● ÉNONCÉ A
Transcrivez fidèlement le passage de l'article sur la politique française des lanceurs, en commençant à « La politique française des » et en terminant à « paysage concurrentiel international. ».

● TEXTE SUPPORT
—————
La politique française des lanceurs appelée à évoluer



Au-delà d’Ariane 6, le CNES s’intéresse à la maîtrise des technologies de la réutilisation et à l’innovation venue des start-up françaises développant des microlanceurs. Tout cela pour préparer la prochaine génération de lanceurs, réutilisables ou consommables, dans un cadre adapté au nouveau paysage concurrentiel international.

Invité à s’exprimer devant la commission des Affaires économiques du Sénat le 2 février, le président du CNES, Philippe Baptiste, a levé le voile sur les directions que pourrait prendre la politique française de l’accès à l’espace au-delà de l’entrée en service d’Ariane 6. L’irruption des initiatives privées de microlanceurs, les opportunités offertes par le programme d’investissement France 2030, et le développement des technologies de réutilisation permettent d’envisager de nouveaux concepts stratégiques et de réfléchir à la meilleure façon de gérer les futurs programmes de lanceurs.
—————
● DONNÉES SOURCES
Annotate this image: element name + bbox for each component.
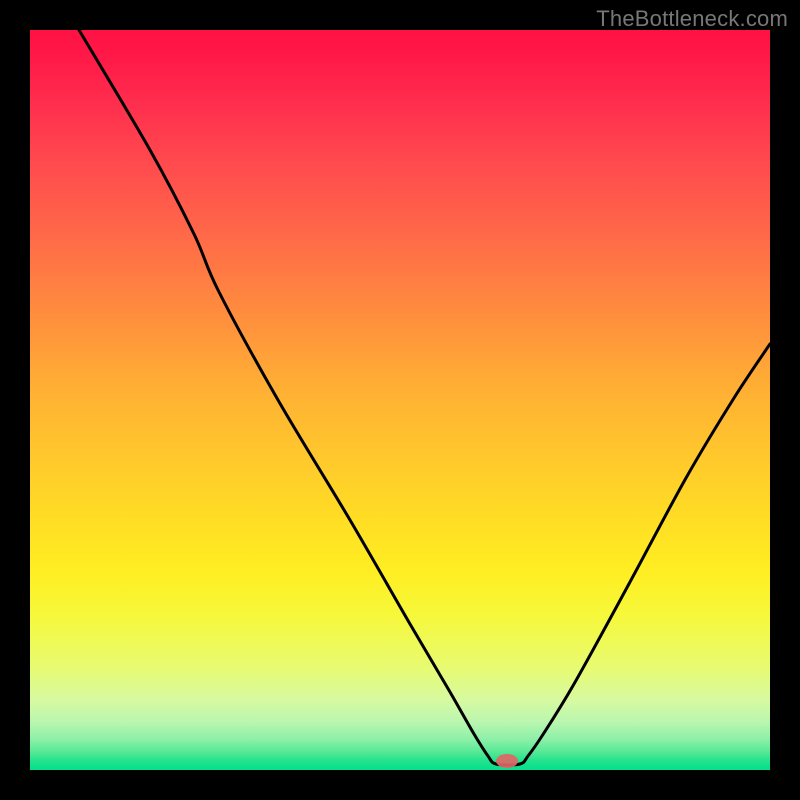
gradient-background — [30, 30, 770, 770]
bottleneck-chart — [30, 30, 770, 770]
image-frame: TheBottleneck.com — [0, 0, 800, 800]
attribution-label: TheBottleneck.com — [596, 6, 788, 32]
plot-area — [30, 30, 770, 770]
minimum-marker — [496, 754, 518, 768]
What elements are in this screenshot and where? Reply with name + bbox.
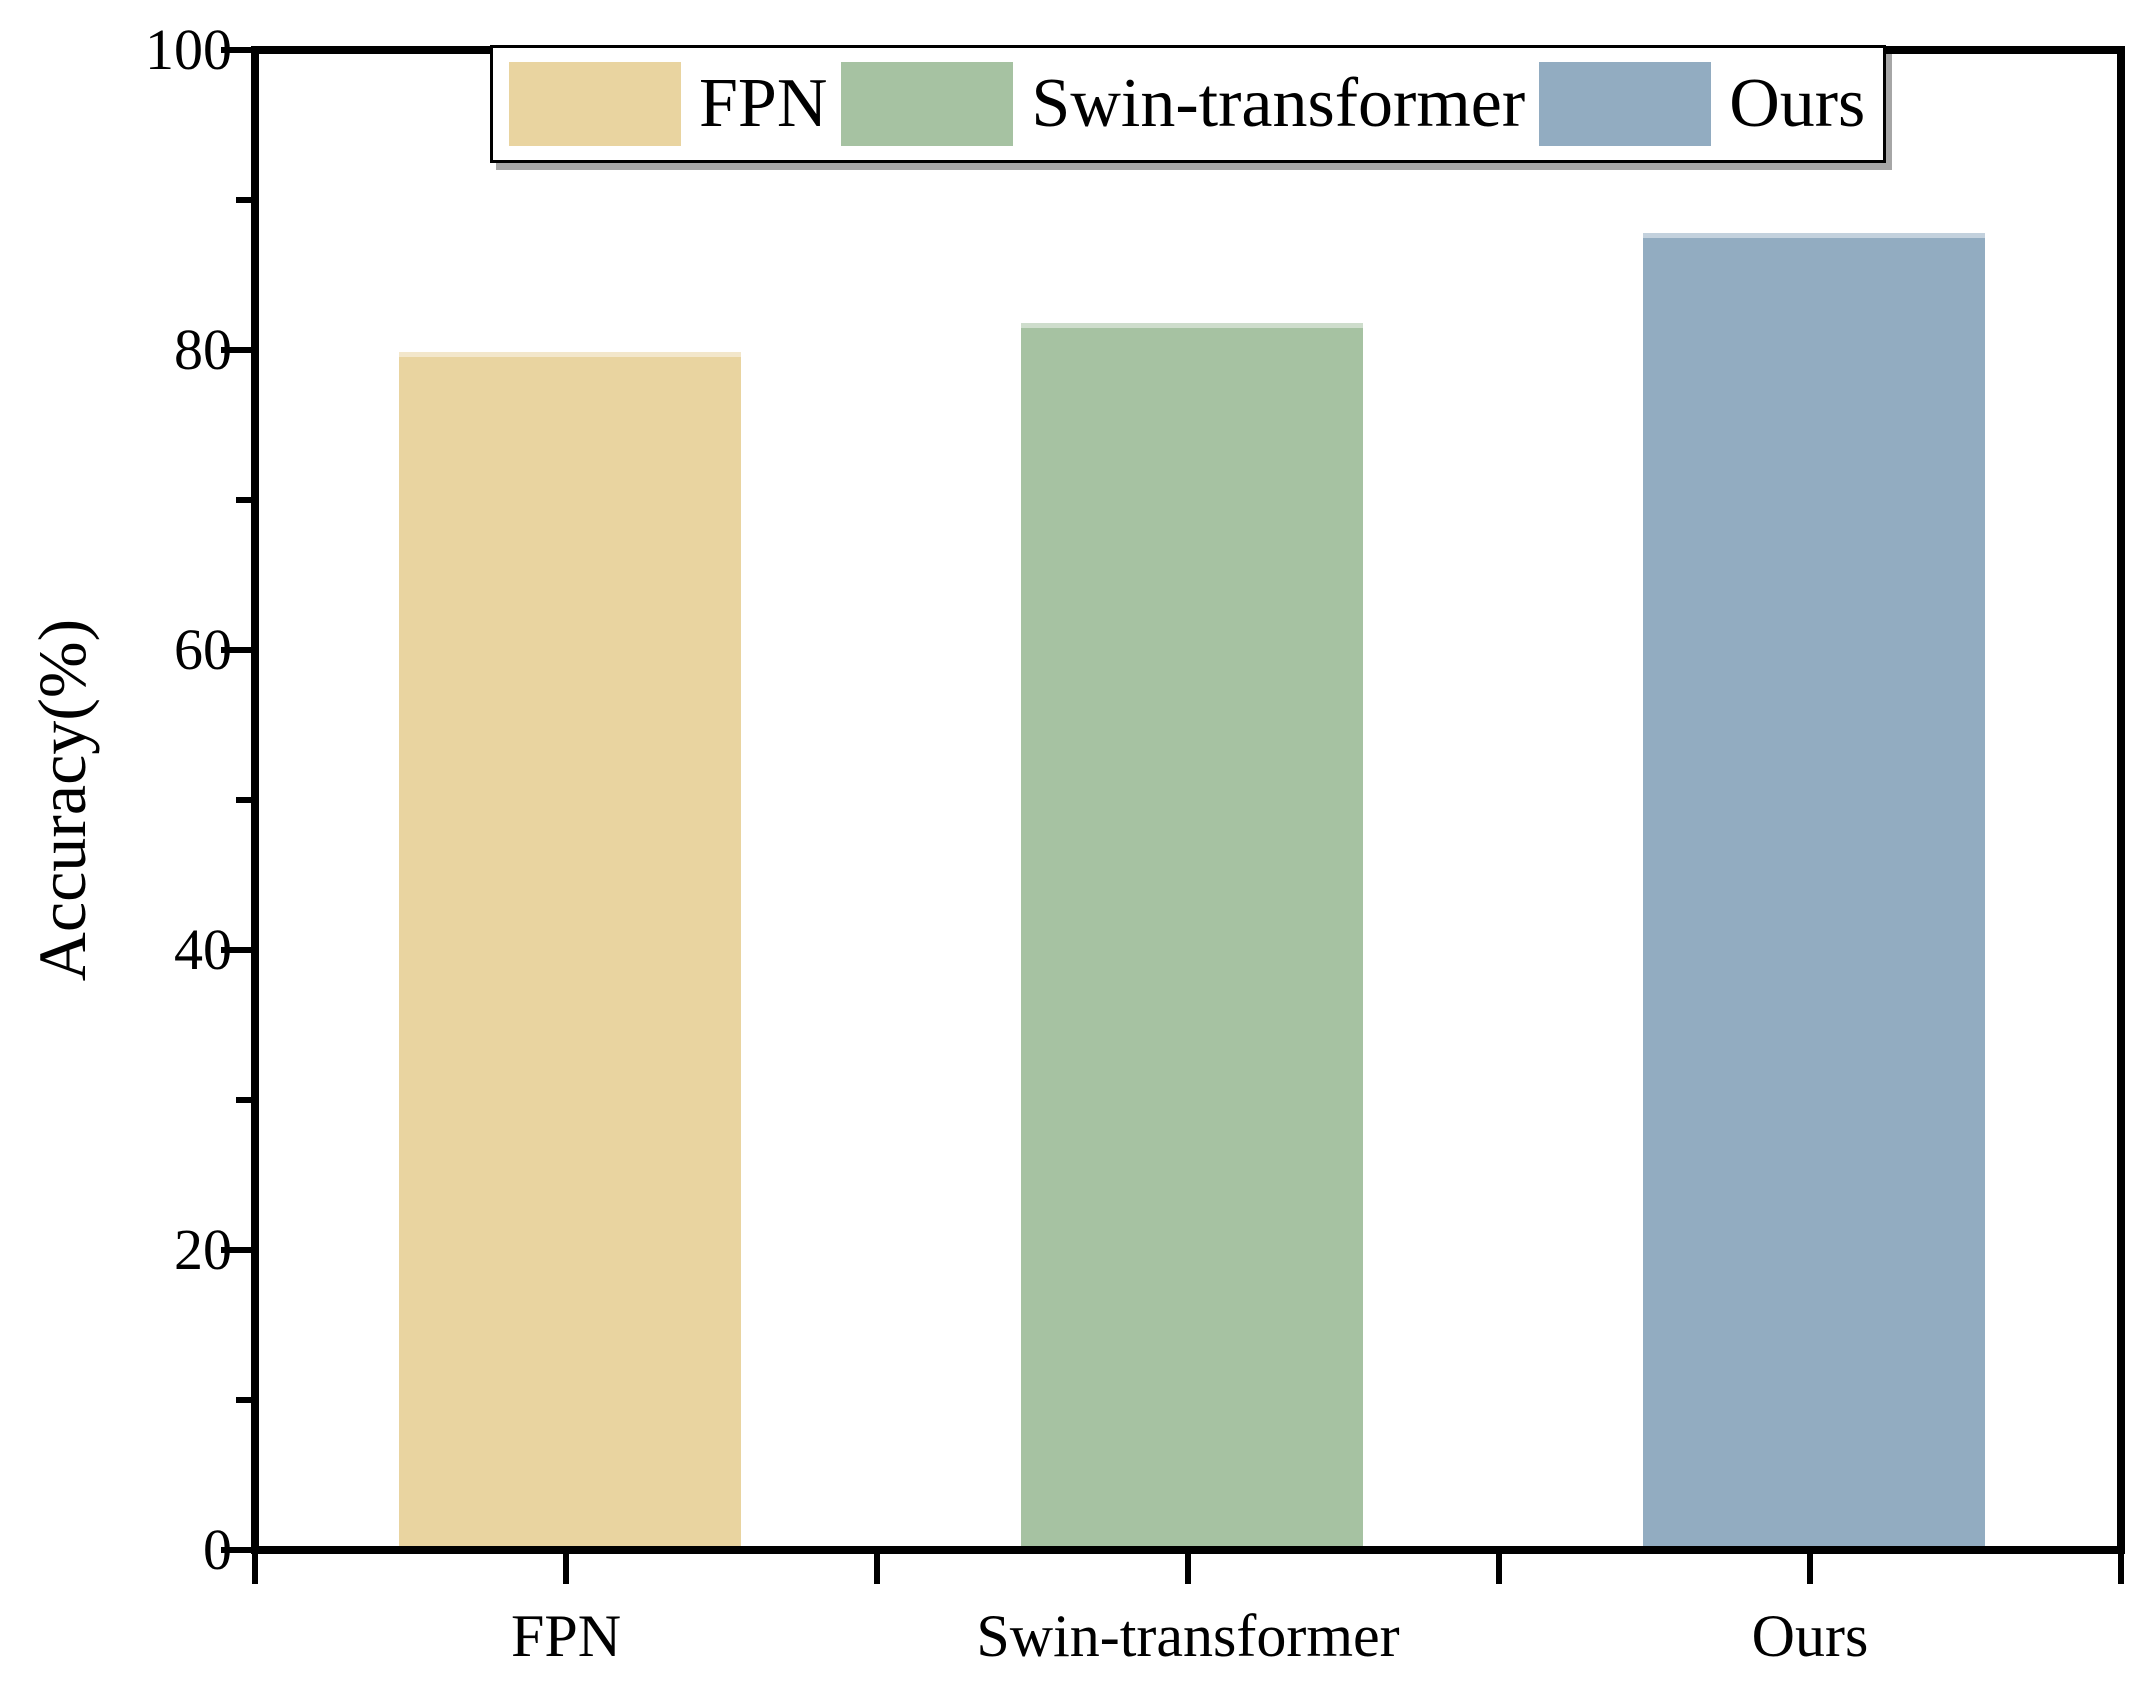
legend-swatch [841, 62, 1014, 146]
x-category-label: FPN [510, 1603, 622, 1669]
y-axis-title: Accuracy(%) [24, 618, 100, 982]
x-center-tick [563, 1554, 569, 1584]
y-major-tick [221, 947, 251, 953]
bar-fpn [399, 352, 741, 1546]
y-major-tick [221, 1247, 251, 1253]
y-minor-tick [236, 197, 251, 203]
y-major-tick [221, 647, 251, 653]
y-minor-tick [236, 1397, 251, 1403]
y-minor-tick [236, 497, 251, 503]
bar-swin-transformer [1021, 323, 1363, 1546]
legend-label: Swin-transformer [1031, 65, 1526, 142]
y-tick-label: 0 [203, 1517, 232, 1582]
legend-label: FPN [699, 65, 828, 142]
y-tick-label: 40 [174, 917, 232, 982]
legend-label: Ours [1729, 65, 1866, 142]
bar-ours [1643, 233, 1985, 1546]
y-major-tick [221, 347, 251, 353]
y-minor-tick [236, 1097, 251, 1103]
bars-layer [259, 54, 2117, 1546]
legend-entry: FPN [509, 62, 841, 146]
x-boundary-tick [252, 1554, 258, 1584]
legend-entry: Swin-transformer [841, 62, 1539, 146]
x-center-tick [1185, 1554, 1191, 1584]
y-major-tick [221, 1547, 251, 1553]
x-category-label: Swin-transformer [976, 1603, 1400, 1669]
x-boundary-tick [2118, 1554, 2124, 1584]
y-major-tick [221, 47, 251, 53]
x-category-label: Ours [1751, 1603, 1869, 1669]
legend-swatch [509, 62, 681, 146]
x-boundary-tick [1496, 1554, 1502, 1584]
legend: FPN Swin-transformer Ours [490, 45, 1887, 163]
y-tick-label: 100 [145, 17, 232, 82]
y-tick-label: 20 [174, 1217, 232, 1282]
legend-entry: Ours [1539, 62, 1869, 146]
x-center-tick [1807, 1554, 1813, 1584]
x-boundary-tick [874, 1554, 880, 1584]
y-tick-label: 80 [174, 317, 232, 382]
y-tick-label: 60 [174, 617, 232, 682]
legend-swatch [1539, 62, 1712, 146]
y-minor-tick [236, 797, 251, 803]
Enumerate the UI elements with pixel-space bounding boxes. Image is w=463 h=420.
—————
● ÉNONCÉ B
Reproduisez mot pour mot les lignes des données, en commençant par la toute première et en terminant par celle qui contient « What elements are », ces deux lignes comprises. Laissez les images de côté dans votre réponse.

● CORRIGÉ A
La politique française des lanceurs appelée à évoluer



Au-delà d’Ariane 6, le CNES s’intéresse à la maîtrise des technologies de la réutilisation et à l’innovation venue des start-up françaises développant des microlanceurs. Tout cela pour préparer la prochaine génération de lanceurs, réutilisables ou consommables, dans un cadre adapté au nouveau paysage concurrentiel international.

● CORRIGÉ B
Annotate this image: element name + bbox for each component.
gradient-background — [30, 30, 770, 770]
bottleneck-chart — [30, 30, 770, 770]
image-frame: TheBottleneck.com — [0, 0, 800, 800]
attribution-label: TheBottleneck.com — [596, 6, 788, 32]
plot-area — [30, 30, 770, 770]
minimum-marker — [496, 754, 518, 768]
What elements are in this screenshot and where? Reply with name + bbox.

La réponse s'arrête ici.